[TASK PROMPT]: Keep only the lines of the data below that contain "color", and copy them.

** Begin SUPPLIED INFORMATION **

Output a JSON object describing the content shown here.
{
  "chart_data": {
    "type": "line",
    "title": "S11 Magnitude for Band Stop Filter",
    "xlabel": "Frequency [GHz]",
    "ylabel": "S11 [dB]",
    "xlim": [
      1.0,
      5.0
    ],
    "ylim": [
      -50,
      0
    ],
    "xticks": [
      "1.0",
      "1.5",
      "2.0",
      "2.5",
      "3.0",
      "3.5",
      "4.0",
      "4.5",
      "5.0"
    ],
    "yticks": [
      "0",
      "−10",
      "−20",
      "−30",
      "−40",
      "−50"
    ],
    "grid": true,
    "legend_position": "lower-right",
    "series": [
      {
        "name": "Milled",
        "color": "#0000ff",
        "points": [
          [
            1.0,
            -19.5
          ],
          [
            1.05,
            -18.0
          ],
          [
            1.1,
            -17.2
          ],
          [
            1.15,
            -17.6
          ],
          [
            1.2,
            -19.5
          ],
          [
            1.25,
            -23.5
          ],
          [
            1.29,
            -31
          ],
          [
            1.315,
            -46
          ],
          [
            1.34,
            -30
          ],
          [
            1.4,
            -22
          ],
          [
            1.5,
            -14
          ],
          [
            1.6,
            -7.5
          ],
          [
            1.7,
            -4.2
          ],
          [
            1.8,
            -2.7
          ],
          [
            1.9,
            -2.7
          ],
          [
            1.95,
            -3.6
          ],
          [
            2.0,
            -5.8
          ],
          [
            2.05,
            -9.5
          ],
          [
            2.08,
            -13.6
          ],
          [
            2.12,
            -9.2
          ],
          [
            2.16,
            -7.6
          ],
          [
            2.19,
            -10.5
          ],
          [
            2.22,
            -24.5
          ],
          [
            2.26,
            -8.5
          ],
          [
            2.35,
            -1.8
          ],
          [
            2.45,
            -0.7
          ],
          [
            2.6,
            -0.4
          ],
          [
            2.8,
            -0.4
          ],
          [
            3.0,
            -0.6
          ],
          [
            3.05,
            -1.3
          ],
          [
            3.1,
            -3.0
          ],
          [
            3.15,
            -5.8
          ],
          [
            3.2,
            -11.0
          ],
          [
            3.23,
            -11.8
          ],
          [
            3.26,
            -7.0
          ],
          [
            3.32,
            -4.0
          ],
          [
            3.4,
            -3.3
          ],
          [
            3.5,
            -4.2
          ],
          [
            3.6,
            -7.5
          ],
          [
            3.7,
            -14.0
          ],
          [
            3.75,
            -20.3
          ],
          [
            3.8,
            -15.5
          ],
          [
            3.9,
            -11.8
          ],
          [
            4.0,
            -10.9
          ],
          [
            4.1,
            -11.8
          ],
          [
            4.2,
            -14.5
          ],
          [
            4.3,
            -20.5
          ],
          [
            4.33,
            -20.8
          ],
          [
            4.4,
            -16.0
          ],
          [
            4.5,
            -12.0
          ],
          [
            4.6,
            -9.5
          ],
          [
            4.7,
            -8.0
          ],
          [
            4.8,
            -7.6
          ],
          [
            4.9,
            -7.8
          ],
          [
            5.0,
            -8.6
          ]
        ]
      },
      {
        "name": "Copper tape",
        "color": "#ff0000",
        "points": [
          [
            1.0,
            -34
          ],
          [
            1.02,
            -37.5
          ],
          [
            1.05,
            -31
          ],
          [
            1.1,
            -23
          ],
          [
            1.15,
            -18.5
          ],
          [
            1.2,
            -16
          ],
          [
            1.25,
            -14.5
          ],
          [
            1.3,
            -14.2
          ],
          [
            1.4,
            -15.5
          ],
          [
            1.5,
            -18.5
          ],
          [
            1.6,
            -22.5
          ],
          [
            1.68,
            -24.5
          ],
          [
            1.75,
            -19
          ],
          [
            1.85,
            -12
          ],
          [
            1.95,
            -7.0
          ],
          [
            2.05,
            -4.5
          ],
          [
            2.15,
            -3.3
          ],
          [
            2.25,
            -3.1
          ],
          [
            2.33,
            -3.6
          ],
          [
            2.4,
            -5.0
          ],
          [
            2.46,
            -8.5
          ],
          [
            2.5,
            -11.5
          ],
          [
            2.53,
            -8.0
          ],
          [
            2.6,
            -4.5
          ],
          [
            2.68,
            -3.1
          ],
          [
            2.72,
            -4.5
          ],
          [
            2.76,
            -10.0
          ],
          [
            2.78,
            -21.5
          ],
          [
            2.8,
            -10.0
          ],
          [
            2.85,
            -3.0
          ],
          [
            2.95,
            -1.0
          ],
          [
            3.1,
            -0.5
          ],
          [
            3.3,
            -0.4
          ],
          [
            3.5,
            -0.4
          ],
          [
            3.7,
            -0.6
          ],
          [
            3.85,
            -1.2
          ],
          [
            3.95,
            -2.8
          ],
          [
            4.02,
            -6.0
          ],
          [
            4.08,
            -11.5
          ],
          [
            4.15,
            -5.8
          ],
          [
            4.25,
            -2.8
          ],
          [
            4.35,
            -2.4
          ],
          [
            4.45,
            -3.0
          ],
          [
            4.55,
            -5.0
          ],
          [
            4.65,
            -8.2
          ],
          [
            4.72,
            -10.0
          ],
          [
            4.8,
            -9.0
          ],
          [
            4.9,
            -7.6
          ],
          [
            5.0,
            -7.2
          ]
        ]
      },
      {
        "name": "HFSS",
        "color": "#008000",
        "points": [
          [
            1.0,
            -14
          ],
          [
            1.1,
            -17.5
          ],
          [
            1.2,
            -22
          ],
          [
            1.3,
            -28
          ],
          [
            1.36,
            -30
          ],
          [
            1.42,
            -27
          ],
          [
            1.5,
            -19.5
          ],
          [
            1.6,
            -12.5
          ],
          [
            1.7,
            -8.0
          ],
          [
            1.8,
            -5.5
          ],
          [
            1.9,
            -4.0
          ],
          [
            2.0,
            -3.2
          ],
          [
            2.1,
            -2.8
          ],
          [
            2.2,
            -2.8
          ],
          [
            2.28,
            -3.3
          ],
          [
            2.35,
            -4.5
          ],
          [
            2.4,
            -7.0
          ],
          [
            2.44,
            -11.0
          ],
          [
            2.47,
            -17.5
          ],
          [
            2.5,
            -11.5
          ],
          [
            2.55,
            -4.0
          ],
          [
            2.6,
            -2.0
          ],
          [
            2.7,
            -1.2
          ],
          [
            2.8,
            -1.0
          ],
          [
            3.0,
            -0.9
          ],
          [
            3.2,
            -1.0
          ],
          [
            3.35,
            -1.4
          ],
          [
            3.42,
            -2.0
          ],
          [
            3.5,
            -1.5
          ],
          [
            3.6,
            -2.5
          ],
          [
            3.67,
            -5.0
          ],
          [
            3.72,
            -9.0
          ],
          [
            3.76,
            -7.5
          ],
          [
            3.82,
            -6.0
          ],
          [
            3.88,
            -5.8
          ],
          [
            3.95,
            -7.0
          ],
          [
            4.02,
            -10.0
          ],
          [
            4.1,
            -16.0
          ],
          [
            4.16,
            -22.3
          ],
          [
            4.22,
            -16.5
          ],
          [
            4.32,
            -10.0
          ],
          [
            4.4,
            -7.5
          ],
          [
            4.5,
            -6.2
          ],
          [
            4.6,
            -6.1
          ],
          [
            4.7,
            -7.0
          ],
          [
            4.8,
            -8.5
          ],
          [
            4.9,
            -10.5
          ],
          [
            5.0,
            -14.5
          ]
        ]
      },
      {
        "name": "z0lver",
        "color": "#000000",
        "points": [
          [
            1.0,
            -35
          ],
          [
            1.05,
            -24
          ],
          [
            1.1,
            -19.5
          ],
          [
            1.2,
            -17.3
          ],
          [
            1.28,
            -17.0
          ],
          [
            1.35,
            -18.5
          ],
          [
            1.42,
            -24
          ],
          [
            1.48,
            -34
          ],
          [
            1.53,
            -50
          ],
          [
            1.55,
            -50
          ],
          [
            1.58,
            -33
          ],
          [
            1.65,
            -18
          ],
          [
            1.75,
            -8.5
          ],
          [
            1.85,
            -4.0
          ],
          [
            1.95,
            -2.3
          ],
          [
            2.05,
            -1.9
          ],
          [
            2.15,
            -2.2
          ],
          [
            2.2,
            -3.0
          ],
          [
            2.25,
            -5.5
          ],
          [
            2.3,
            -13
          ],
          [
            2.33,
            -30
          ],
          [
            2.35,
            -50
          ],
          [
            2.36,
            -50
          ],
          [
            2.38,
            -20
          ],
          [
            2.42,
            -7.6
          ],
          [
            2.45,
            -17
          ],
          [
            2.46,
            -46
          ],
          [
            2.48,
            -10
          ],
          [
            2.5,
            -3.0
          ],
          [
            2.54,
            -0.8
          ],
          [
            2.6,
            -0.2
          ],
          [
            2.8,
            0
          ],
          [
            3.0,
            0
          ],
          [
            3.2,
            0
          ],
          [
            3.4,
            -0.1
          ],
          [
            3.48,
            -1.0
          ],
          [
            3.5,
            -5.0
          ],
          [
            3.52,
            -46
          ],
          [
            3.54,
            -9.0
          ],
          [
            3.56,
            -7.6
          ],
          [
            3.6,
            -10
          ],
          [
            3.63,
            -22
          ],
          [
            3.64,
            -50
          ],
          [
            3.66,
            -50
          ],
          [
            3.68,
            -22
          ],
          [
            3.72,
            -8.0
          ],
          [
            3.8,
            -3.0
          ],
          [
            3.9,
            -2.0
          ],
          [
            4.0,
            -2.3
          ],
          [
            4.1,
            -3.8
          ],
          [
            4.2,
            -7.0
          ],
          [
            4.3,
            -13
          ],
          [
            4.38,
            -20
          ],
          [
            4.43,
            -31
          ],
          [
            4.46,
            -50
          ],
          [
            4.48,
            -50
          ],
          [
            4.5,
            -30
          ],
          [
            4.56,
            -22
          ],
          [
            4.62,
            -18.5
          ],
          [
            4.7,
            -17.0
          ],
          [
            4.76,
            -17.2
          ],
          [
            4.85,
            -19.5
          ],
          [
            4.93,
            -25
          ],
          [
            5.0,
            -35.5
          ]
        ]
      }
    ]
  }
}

** End SUPPLIED INFORMATION **

[ANSWER]:
        "color": "#0000ff",
        "color": "#ff0000",
        "color": "#008000",
        "color": "#000000",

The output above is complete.